Coordinate annotation listing
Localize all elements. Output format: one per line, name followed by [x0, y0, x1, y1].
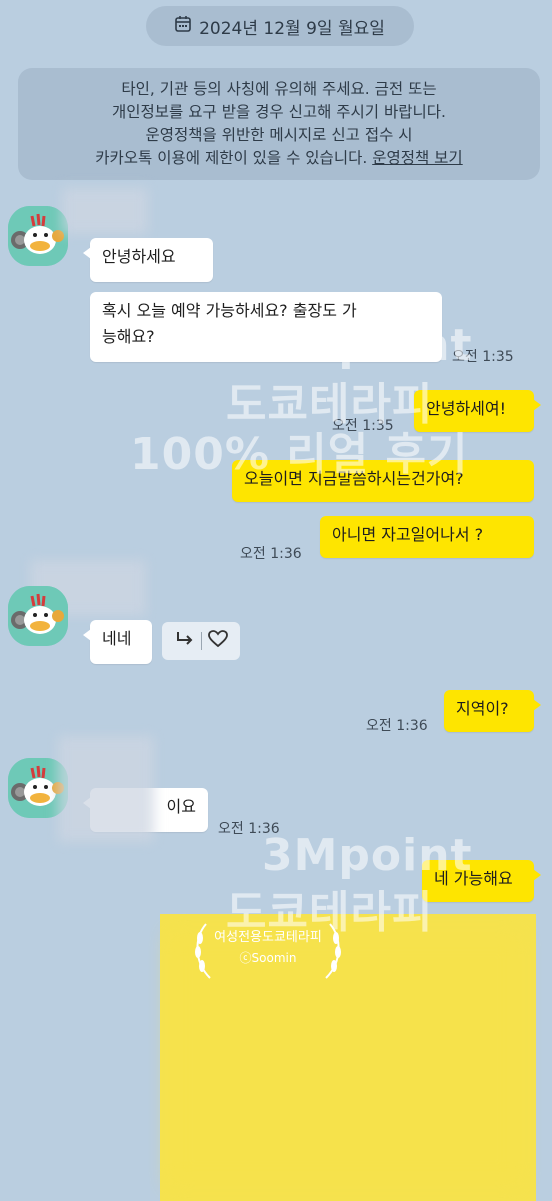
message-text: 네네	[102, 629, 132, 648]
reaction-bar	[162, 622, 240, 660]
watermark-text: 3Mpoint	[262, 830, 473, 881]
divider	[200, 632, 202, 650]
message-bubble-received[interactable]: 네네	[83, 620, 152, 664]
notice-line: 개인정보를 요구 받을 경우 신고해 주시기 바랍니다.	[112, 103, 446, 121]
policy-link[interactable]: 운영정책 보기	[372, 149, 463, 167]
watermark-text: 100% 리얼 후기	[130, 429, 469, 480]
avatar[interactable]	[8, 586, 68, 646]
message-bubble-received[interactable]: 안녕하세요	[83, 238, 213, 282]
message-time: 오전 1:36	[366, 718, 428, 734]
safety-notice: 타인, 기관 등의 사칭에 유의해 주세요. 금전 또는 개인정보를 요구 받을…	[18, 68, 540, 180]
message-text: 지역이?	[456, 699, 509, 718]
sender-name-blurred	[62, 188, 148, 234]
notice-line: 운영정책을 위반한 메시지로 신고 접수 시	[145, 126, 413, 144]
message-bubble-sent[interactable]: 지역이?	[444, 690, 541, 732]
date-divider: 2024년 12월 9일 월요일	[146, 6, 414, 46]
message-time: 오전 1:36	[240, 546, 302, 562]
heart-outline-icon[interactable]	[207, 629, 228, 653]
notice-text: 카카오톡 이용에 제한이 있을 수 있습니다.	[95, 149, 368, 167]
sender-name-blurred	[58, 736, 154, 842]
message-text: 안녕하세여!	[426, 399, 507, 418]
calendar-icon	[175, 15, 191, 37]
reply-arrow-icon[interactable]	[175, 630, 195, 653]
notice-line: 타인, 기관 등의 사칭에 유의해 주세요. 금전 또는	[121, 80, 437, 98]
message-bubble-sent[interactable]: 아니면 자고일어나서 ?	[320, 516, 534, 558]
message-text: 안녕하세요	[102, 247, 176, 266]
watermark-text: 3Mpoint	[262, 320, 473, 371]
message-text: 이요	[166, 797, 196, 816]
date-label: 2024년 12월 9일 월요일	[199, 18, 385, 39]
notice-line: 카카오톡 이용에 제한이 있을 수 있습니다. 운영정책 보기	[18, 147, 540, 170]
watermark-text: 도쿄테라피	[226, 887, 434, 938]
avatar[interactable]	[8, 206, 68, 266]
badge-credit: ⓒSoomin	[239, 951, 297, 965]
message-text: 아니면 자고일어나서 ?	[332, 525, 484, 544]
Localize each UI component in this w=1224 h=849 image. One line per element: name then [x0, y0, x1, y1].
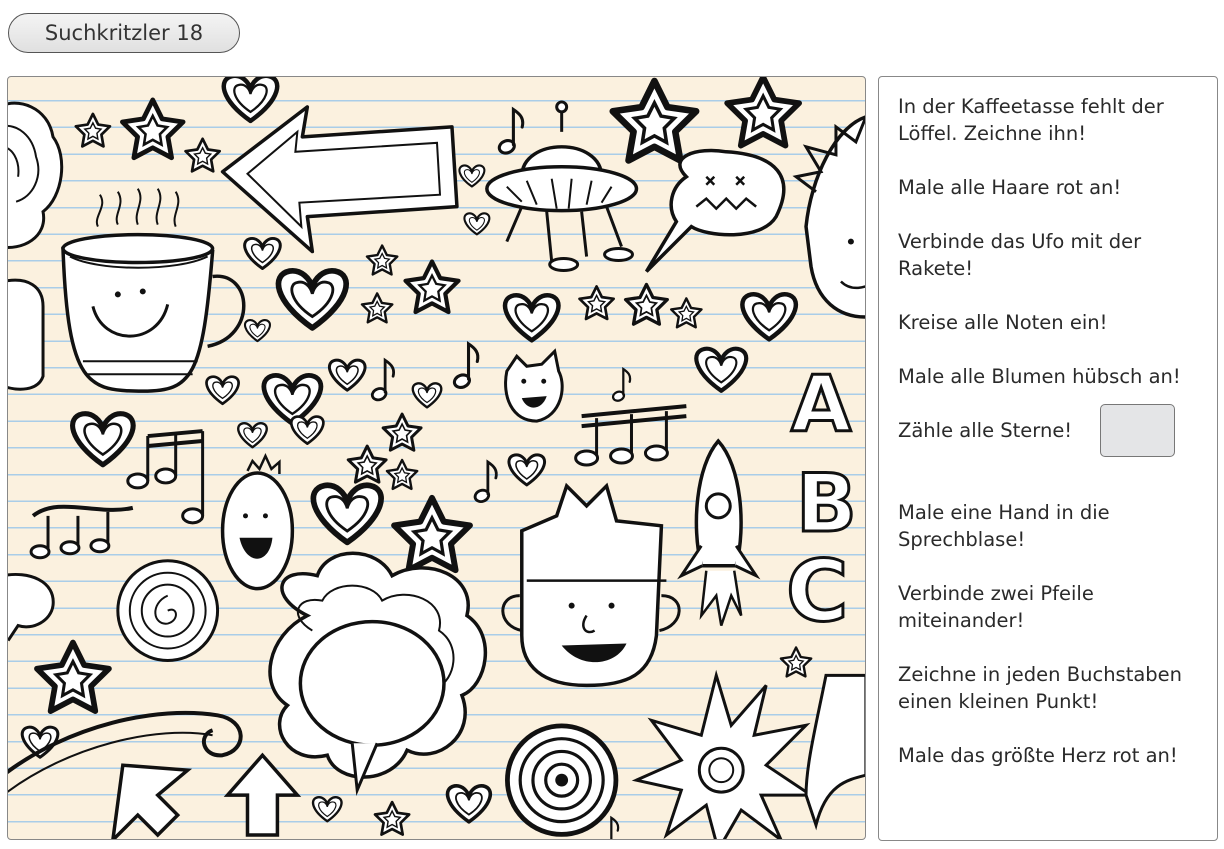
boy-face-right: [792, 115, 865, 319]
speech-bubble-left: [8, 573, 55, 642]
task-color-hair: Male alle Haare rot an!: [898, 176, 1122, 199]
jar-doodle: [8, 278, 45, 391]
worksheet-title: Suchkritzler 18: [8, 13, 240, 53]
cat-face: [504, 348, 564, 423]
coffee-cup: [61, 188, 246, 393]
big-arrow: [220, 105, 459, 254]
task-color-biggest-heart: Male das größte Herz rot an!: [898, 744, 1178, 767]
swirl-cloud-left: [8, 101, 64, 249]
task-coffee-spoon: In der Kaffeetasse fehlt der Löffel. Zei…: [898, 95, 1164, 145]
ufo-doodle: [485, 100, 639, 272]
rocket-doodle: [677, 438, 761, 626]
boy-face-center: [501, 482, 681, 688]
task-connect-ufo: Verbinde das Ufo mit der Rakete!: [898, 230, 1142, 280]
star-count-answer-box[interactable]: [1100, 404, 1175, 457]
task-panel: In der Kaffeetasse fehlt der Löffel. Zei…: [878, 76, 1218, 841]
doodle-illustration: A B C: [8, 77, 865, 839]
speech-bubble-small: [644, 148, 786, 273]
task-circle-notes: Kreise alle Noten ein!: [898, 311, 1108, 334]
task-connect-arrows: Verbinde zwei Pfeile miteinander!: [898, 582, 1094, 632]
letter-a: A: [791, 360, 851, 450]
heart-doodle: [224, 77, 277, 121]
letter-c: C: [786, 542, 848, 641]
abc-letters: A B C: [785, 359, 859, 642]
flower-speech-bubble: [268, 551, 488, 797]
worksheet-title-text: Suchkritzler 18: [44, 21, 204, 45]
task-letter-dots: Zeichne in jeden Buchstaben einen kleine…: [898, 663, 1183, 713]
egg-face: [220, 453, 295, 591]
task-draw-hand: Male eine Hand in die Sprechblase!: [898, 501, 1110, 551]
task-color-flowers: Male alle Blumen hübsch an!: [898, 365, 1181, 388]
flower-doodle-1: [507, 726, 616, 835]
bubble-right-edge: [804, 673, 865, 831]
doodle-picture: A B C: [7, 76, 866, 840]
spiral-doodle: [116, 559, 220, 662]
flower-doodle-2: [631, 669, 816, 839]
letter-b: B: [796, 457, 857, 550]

— To do —
Rewrite the listing above with "Locate" substituted for "Localize" and everything else left the same, omitting the pictures.

— Solution to the exercise —
Locate all elements. Output format: one per line, name followed by [x0, y0, x1, y1].
message-text: 네네	[102, 629, 132, 648]
reaction-bar	[162, 622, 240, 660]
watermark-text: 3Mpoint	[262, 830, 473, 881]
divider	[200, 632, 202, 650]
message-bubble-received[interactable]: 네네	[83, 620, 152, 664]
notice-line: 개인정보를 요구 받을 경우 신고해 주시기 바랍니다.	[112, 103, 446, 121]
policy-link[interactable]: 운영정책 보기	[372, 149, 463, 167]
watermark-text: 100% 리얼 후기	[130, 429, 469, 480]
avatar[interactable]	[8, 586, 68, 646]
message-bubble-received[interactable]: 안녕하세요	[83, 238, 213, 282]
message-time: 오전 1:36	[366, 718, 428, 734]
safety-notice: 타인, 기관 등의 사칭에 유의해 주세요. 금전 또는 개인정보를 요구 받을…	[18, 68, 540, 180]
message-text: 지역이?	[456, 699, 509, 718]
sender-name-blurred	[62, 188, 148, 234]
notice-line: 운영정책을 위반한 메시지로 신고 접수 시	[145, 126, 413, 144]
message-bubble-sent[interactable]: 지역이?	[444, 690, 541, 732]
date-divider: 2024년 12월 9일 월요일	[146, 6, 414, 46]
message-time: 오전 1:36	[240, 546, 302, 562]
heart-outline-icon[interactable]	[207, 629, 228, 653]
notice-text: 카카오톡 이용에 제한이 있을 수 있습니다.	[95, 149, 368, 167]
sender-name-blurred	[58, 736, 154, 842]
message-text: 안녕하세여!	[426, 399, 507, 418]
calendar-icon	[175, 15, 191, 37]
reply-arrow-icon[interactable]	[175, 630, 195, 653]
notice-line: 타인, 기관 등의 사칭에 유의해 주세요. 금전 또는	[121, 80, 437, 98]
message-bubble-sent[interactable]: 아니면 자고일어나서 ?	[320, 516, 534, 558]
message-text: 안녕하세요	[102, 247, 176, 266]
watermark-text: 3Mpoint	[262, 320, 473, 371]
message-text: 이요	[166, 797, 196, 816]
date-label: 2024년 12월 9일 월요일	[199, 18, 385, 39]
notice-line: 카카오톡 이용에 제한이 있을 수 있습니다. 운영정책 보기	[18, 147, 540, 170]
watermark-text: 도쿄테라피	[226, 887, 434, 938]
avatar[interactable]	[8, 206, 68, 266]
badge-credit: ⓒSoomin	[239, 951, 297, 965]
message-text: 아니면 자고일어나서 ?	[332, 525, 484, 544]
Locate each UI component in this w=1224 h=849 image. One line per element: name then [x0, y0, x1, y1].
boy-face-right: [792, 115, 865, 319]
speech-bubble-left: [8, 573, 55, 642]
task-color-hair: Male alle Haare rot an!: [898, 176, 1122, 199]
jar-doodle: [8, 278, 45, 391]
worksheet-title: Suchkritzler 18: [8, 13, 240, 53]
cat-face: [504, 348, 564, 423]
coffee-cup: [61, 188, 246, 393]
big-arrow: [220, 105, 459, 254]
task-color-biggest-heart: Male das größte Herz rot an!: [898, 744, 1178, 767]
swirl-cloud-left: [8, 101, 64, 249]
task-coffee-spoon: In der Kaffeetasse fehlt der Löffel. Zei…: [898, 95, 1164, 145]
ufo-doodle: [485, 100, 639, 272]
rocket-doodle: [677, 438, 761, 626]
boy-face-center: [501, 482, 681, 688]
task-connect-ufo: Verbinde das Ufo mit der Rakete!: [898, 230, 1142, 280]
star-count-answer-box[interactable]: [1100, 404, 1175, 457]
task-panel: In der Kaffeetasse fehlt der Löffel. Zei…: [878, 76, 1218, 841]
doodle-illustration: A B C: [8, 77, 865, 839]
speech-bubble-small: [644, 148, 786, 273]
task-circle-notes: Kreise alle Noten ein!: [898, 311, 1108, 334]
task-connect-arrows: Verbinde zwei Pfeile miteinander!: [898, 582, 1094, 632]
letter-a: A: [791, 360, 851, 450]
heart-doodle: [224, 77, 277, 121]
letter-c: C: [786, 542, 848, 641]
abc-letters: A B C: [785, 359, 859, 642]
flower-speech-bubble: [268, 551, 488, 797]
worksheet-title-text: Suchkritzler 18: [44, 21, 204, 45]
task-letter-dots: Zeichne in jeden Buchstaben einen kleine…: [898, 663, 1183, 713]
egg-face: [220, 453, 295, 591]
task-draw-hand: Male eine Hand in die Sprechblase!: [898, 501, 1110, 551]
task-color-flowers: Male alle Blumen hübsch an!: [898, 365, 1181, 388]
flower-doodle-1: [507, 726, 616, 835]
bubble-right-edge: [804, 673, 865, 831]
doodle-picture: A B C: [7, 76, 866, 840]
spiral-doodle: [116, 559, 220, 662]
flower-doodle-2: [631, 669, 816, 839]
letter-b: B: [796, 457, 857, 550]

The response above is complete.